[Begin Recorded information]

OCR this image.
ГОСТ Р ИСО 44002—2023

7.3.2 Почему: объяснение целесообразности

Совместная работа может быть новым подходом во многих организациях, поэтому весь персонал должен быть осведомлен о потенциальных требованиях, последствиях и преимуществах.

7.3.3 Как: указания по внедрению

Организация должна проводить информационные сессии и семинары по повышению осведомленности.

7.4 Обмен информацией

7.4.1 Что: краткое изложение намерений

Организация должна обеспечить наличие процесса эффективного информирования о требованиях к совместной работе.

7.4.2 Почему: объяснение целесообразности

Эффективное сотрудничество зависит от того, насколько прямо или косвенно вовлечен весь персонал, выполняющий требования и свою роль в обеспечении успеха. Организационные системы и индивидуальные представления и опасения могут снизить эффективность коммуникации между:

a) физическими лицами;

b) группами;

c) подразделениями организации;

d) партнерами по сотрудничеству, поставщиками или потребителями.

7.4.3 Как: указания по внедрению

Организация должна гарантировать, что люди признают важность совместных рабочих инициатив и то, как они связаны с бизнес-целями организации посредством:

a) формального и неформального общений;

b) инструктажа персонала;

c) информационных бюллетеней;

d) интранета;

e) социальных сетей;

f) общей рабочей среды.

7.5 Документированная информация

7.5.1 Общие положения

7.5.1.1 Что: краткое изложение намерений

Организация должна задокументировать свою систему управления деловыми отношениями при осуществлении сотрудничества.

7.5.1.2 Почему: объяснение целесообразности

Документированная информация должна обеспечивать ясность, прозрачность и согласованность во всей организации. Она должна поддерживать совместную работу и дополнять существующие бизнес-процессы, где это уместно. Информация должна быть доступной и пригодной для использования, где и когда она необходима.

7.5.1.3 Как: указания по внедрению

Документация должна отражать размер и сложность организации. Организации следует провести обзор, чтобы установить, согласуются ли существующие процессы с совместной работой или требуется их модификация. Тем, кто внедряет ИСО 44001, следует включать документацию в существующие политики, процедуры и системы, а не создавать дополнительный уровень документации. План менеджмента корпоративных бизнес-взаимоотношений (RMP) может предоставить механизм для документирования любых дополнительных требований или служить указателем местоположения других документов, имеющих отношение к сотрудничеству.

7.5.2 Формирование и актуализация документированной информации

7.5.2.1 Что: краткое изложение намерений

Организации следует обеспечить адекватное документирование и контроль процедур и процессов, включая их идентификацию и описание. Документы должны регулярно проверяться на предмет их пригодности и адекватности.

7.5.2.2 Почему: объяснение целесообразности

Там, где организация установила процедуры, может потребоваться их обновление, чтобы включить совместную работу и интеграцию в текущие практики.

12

[End Recorded information]

Identify each line holding the string "работу", and copy it out.

**Finished exercise:**
Документированная информация должна обеспечивать ясность, прозрачность и согласованность во всей организации. Она должна поддерживать совместную работу и дополнять существующие бизнес-процессы, где это уместно. Информация должна быть доступной и пригодной для использования, где и когда она необходима.
Там, где организация установила процедуры, может потребоваться их обновление, чтобы включить совместную работу и интеграцию в текущие практики.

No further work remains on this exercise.